AfricaRice a noué un partenariat avec l’Université de
Wageningen en vue d’étudier la résistance pré-attachement. Muhammad Jamil, un
étudiant doctorant et le Professeur Harro Bouwmeester, ont criblé les variétés
NERICA de plateau et leurs parents en laboratoire, afin d’identifier et de
quantifier les strigolactones.
Les variétés produisant beaucoup moins de strigolactones
avaient un faible taux d’infestation par la Striga, tandis que celles qui
produisent les plus grandes quantités de strigolactones avaient le taux
d’infestation le plus élevé.
Entre-temps, Mamadou Cissoko, un doctorant de
l’Université de Sheffield, sous la supervision du Professeur Julie Scholes, a
fait des recherches sur la résistance post-attachement ou les mécanismes
destinés à lutter contre le développement de la Striga chez le riz après
germination et attachement aux racines.

*-*-*

TÂCHE À RÉALISER | Recopiez fidèlement, dans l'extrait sur la résistance du riz à la Striga, le passage qui s'ouvre sur les mots contenant "Entre-temps, Mamadou Cissoko, un" et se termine par "attachement aux racines.". Fondez-vous uniquement sur l'extrait.

(Données de segmentation de page)
*-*-*

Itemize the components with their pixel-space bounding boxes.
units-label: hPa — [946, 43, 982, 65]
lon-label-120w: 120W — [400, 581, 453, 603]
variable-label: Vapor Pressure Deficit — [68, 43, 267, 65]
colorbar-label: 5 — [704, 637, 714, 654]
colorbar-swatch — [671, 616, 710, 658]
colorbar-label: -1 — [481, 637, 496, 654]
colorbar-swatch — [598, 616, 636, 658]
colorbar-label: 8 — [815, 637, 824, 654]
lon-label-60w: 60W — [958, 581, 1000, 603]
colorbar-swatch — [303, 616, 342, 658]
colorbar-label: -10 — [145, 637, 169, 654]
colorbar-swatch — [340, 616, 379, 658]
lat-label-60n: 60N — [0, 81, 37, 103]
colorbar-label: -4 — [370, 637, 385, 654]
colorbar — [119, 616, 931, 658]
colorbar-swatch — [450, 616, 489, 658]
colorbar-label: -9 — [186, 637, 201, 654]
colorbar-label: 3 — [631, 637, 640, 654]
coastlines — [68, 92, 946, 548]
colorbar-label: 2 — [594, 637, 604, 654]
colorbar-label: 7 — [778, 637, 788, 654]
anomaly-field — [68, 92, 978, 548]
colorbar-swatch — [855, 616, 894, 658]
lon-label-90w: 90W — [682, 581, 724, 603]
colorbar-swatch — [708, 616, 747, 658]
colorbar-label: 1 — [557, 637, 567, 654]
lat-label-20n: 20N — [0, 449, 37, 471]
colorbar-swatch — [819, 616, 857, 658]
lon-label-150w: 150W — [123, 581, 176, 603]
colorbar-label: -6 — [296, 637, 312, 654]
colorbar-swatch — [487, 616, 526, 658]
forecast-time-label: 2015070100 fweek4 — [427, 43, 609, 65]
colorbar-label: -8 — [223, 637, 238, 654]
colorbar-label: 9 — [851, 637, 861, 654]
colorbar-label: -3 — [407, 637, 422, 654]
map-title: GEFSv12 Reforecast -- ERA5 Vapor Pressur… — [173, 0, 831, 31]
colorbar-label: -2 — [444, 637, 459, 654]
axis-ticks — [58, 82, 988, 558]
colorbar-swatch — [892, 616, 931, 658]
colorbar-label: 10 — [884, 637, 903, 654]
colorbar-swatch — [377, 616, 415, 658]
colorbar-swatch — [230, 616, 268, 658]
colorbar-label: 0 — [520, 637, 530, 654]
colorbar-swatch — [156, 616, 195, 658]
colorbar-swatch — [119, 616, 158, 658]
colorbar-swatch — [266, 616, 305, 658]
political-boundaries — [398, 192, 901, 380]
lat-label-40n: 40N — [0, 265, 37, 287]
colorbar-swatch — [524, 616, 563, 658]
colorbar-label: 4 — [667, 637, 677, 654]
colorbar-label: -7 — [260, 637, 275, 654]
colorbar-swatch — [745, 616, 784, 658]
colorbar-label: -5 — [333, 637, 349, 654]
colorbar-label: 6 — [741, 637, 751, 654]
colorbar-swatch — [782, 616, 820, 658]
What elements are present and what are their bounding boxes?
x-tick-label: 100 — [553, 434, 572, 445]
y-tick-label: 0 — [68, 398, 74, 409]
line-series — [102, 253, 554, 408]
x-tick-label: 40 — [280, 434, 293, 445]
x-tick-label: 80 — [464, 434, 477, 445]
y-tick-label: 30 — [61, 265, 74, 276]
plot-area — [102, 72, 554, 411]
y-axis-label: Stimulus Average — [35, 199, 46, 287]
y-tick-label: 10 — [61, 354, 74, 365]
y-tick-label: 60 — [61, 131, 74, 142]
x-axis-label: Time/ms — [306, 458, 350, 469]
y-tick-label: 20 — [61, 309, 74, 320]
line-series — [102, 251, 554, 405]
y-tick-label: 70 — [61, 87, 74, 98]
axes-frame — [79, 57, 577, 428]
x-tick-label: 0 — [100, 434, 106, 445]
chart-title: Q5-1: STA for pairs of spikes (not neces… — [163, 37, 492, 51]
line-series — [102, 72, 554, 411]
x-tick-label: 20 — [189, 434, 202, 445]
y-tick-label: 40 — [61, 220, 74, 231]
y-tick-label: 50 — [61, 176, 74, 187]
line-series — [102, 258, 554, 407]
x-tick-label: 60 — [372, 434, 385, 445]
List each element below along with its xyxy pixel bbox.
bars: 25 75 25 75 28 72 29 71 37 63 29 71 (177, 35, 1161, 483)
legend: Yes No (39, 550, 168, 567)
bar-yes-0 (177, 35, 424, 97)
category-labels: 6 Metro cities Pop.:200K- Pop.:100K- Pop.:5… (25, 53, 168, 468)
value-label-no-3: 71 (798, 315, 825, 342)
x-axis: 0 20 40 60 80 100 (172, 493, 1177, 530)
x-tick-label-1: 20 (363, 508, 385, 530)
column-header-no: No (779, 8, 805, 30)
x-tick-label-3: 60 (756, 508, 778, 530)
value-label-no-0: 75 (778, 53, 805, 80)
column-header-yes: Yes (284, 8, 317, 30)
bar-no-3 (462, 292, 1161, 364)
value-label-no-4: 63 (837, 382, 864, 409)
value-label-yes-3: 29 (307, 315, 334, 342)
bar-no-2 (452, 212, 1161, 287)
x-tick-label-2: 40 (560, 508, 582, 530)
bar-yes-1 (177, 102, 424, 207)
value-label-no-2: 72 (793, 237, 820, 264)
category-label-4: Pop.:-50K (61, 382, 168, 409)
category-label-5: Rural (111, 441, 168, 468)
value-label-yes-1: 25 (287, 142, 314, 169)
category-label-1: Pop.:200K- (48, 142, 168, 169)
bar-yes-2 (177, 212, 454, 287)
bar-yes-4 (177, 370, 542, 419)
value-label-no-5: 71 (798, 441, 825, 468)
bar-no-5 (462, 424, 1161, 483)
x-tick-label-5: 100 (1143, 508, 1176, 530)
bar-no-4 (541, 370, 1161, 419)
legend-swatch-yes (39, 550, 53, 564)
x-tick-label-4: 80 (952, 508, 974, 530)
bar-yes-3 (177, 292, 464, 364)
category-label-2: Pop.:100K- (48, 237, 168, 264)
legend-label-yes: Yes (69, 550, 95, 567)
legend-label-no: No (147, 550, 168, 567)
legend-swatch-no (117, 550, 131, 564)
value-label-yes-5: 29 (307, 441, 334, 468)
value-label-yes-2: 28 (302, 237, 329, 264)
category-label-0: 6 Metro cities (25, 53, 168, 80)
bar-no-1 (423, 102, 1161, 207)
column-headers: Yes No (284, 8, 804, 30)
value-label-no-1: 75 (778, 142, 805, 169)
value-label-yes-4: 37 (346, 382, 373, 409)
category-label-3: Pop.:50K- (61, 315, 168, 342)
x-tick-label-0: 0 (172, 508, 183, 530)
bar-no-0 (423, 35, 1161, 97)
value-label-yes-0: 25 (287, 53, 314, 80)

*-*-*

VOTRE SOLUTION |
Entre-temps, Mamadou Cissoko, un doctorant de
l’Université de Sheffield, sous la supervision du Professeur Julie Scholes, a
fait des recherches sur la résistance post-attachement ou les mécanismes
destinés à lutter contre le développement de la Striga chez le riz après
germination et attachement aux racines.